== WRITTEN PROBLEM ==
Search the data for the word "fruits". Reproduce every line where it is found.

══ RECORD EXTRACTS

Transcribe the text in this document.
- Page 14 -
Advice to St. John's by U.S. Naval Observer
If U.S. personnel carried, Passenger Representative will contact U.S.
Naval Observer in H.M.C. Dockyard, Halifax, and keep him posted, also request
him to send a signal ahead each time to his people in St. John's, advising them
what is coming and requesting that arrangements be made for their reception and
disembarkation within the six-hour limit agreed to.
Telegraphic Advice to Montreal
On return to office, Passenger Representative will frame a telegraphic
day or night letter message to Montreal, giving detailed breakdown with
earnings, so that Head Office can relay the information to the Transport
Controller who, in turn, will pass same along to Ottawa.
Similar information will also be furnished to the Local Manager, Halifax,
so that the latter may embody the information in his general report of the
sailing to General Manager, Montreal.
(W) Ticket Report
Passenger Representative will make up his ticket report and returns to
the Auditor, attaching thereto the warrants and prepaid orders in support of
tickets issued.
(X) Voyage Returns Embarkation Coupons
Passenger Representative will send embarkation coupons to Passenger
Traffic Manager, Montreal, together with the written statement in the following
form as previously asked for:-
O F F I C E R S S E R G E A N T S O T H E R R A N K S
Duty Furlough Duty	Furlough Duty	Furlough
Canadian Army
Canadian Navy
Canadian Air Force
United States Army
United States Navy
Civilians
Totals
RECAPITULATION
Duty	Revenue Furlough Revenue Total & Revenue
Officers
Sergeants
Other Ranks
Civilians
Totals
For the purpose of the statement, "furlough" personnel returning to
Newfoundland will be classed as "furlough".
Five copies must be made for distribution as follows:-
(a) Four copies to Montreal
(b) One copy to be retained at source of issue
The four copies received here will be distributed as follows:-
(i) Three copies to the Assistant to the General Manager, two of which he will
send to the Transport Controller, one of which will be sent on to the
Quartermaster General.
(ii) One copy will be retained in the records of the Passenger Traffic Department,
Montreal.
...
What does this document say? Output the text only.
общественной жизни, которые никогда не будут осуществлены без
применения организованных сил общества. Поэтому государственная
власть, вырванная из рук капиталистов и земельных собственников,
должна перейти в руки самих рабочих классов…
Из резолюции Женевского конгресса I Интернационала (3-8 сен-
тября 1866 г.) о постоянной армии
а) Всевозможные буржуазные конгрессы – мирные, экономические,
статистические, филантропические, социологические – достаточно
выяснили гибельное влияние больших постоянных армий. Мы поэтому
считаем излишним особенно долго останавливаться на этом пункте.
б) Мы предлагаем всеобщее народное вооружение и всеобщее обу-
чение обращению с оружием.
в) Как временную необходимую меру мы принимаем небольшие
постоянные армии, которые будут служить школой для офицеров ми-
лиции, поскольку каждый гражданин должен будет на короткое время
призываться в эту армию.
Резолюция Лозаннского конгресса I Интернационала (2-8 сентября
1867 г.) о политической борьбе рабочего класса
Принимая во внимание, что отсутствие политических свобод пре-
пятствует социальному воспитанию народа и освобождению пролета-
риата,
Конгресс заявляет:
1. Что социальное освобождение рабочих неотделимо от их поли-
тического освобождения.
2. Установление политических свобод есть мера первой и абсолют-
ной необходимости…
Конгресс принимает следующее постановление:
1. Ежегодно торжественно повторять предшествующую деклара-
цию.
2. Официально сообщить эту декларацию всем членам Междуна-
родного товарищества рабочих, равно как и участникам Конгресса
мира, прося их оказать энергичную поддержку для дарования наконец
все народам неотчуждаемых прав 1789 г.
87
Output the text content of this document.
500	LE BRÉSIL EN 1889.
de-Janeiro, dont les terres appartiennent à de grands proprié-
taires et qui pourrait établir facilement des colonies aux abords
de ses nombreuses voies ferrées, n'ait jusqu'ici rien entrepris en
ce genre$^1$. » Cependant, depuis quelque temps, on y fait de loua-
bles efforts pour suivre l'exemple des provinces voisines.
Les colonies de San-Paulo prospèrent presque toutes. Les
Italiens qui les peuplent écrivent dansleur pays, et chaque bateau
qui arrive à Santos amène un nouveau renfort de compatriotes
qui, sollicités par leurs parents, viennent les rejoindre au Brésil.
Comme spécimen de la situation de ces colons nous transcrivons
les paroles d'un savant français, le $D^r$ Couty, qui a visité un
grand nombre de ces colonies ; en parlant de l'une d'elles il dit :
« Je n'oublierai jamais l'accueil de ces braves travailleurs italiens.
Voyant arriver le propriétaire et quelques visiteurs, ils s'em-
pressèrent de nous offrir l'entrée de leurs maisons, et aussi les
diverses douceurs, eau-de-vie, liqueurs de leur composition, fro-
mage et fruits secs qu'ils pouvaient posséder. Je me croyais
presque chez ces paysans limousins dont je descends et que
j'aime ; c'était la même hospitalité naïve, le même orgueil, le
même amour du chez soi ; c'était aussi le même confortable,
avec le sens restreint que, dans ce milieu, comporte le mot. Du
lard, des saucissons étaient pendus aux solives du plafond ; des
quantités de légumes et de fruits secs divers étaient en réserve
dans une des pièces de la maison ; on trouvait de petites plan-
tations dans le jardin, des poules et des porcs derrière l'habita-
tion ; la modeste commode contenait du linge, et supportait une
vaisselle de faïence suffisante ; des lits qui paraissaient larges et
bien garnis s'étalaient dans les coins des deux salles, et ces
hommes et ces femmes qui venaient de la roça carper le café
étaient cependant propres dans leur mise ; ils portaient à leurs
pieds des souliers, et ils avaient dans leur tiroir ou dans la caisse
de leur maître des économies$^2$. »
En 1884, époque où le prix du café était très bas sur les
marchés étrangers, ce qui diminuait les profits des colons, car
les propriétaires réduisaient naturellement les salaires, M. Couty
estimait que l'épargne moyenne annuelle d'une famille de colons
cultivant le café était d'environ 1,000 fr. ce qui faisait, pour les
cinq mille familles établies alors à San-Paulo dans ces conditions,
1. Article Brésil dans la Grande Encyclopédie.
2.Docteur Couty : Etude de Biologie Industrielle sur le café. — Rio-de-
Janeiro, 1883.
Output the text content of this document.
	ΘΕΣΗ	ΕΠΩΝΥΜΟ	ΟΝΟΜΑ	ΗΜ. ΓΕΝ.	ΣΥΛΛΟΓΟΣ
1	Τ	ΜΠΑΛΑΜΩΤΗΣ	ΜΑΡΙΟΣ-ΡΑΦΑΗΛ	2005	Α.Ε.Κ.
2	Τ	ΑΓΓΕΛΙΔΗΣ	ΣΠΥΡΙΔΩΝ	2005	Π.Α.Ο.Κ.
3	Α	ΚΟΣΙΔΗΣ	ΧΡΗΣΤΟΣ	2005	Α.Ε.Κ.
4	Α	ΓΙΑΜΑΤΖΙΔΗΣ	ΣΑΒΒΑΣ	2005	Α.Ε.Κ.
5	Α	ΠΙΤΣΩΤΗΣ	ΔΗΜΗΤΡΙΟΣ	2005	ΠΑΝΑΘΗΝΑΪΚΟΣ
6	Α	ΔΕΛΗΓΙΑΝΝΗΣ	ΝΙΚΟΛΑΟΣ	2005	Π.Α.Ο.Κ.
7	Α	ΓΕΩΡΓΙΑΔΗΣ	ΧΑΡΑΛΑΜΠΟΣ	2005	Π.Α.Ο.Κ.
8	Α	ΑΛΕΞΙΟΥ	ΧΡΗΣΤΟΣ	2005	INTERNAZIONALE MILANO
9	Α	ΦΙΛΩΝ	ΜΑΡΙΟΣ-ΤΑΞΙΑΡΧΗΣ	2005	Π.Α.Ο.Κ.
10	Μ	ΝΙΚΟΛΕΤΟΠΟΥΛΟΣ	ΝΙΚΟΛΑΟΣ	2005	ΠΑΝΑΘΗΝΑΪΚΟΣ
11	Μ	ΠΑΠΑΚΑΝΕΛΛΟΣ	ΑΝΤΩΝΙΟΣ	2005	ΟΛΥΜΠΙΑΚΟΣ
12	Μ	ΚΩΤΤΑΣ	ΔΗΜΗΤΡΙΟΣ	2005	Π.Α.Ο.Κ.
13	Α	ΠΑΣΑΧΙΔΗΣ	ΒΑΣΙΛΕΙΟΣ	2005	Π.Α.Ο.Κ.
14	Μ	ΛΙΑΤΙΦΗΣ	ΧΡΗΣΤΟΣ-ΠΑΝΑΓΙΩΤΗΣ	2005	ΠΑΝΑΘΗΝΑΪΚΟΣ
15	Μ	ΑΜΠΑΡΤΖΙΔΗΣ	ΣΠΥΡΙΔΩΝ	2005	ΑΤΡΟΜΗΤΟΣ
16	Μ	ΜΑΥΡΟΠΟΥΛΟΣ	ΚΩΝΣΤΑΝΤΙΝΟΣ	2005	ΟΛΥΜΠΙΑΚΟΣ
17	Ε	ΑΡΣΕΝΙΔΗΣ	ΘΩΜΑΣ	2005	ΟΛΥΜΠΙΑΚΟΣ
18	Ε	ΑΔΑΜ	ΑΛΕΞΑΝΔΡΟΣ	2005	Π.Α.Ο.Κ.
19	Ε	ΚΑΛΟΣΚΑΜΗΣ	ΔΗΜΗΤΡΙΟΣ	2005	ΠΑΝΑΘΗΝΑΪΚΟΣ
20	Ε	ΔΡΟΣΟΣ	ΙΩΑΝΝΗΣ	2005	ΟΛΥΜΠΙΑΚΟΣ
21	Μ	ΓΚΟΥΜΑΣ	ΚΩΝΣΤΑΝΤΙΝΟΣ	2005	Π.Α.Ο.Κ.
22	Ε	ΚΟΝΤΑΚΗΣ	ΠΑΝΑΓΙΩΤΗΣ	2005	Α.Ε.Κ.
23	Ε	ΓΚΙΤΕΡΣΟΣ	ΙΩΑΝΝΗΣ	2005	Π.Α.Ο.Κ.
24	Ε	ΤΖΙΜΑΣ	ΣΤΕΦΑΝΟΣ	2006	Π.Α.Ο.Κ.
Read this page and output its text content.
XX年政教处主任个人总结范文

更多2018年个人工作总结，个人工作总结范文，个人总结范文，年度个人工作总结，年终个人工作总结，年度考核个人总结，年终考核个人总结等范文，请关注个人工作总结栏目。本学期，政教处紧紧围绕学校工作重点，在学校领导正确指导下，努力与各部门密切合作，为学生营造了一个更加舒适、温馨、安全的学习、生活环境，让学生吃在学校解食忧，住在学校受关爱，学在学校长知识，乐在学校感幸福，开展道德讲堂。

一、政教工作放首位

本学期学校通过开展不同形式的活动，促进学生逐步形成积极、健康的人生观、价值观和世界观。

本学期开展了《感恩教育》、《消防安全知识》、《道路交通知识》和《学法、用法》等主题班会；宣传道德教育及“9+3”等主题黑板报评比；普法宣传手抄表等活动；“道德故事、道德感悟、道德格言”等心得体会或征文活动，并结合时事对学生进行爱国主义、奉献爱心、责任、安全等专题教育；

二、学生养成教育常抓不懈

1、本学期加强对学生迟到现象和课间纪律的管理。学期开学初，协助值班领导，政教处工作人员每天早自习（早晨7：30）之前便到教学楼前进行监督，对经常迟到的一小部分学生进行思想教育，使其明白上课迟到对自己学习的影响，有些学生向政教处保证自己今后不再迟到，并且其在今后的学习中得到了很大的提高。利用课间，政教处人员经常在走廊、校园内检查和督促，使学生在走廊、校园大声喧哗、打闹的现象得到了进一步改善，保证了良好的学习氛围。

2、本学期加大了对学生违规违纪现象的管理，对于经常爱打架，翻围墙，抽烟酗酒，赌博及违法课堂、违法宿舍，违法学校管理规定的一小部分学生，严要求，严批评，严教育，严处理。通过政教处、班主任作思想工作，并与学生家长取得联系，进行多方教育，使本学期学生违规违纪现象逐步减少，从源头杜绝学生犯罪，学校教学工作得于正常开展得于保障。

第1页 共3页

════

== SOLUTION TO THE PROBLEM ==
mage et fruits secs qu'ils pouvaient posséder. Je me croyais
quantités de légumes et de fruits secs divers étaient en réserve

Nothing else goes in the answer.